Material to process:
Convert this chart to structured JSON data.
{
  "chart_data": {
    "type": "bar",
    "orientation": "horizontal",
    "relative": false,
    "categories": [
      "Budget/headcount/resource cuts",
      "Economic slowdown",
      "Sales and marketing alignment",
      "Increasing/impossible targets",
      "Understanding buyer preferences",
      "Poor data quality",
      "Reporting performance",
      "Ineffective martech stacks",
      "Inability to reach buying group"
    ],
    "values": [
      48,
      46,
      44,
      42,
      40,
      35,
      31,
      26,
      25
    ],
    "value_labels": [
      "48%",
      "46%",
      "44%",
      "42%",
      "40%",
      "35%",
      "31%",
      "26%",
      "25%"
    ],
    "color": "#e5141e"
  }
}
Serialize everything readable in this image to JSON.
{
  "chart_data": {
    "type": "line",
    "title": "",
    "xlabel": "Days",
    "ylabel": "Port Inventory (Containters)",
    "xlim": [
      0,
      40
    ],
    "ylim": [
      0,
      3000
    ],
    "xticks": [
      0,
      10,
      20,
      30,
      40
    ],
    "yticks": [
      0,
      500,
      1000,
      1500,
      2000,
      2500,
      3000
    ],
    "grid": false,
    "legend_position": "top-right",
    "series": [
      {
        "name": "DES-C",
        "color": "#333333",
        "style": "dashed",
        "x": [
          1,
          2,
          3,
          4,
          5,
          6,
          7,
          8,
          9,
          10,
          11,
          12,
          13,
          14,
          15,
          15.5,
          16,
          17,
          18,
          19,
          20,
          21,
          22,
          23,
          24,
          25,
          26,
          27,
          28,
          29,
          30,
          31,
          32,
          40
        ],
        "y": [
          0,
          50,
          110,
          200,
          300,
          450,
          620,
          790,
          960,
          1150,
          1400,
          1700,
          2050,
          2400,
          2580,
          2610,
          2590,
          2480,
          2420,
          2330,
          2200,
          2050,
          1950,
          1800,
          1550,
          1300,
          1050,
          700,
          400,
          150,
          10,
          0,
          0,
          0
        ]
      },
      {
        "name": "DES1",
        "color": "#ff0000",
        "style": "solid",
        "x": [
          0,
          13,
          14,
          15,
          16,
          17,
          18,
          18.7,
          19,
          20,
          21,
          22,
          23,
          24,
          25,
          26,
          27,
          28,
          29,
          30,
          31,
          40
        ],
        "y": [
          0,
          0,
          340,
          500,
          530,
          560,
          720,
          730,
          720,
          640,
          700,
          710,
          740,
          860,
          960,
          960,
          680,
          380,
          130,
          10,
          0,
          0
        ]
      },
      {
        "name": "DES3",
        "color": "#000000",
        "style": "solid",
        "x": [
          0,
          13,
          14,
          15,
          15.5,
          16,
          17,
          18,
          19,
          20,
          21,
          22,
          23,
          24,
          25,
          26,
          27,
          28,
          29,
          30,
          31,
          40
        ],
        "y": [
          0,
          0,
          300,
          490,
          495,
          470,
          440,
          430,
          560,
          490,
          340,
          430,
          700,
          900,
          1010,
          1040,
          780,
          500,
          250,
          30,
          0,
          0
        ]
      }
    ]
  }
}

What to do: Which lines include the word "color"? List them all.

Expected answer:
    "color": "#e5141e"
        "color": "#333333",
        "color": "#ff0000",
        "color": "#000000",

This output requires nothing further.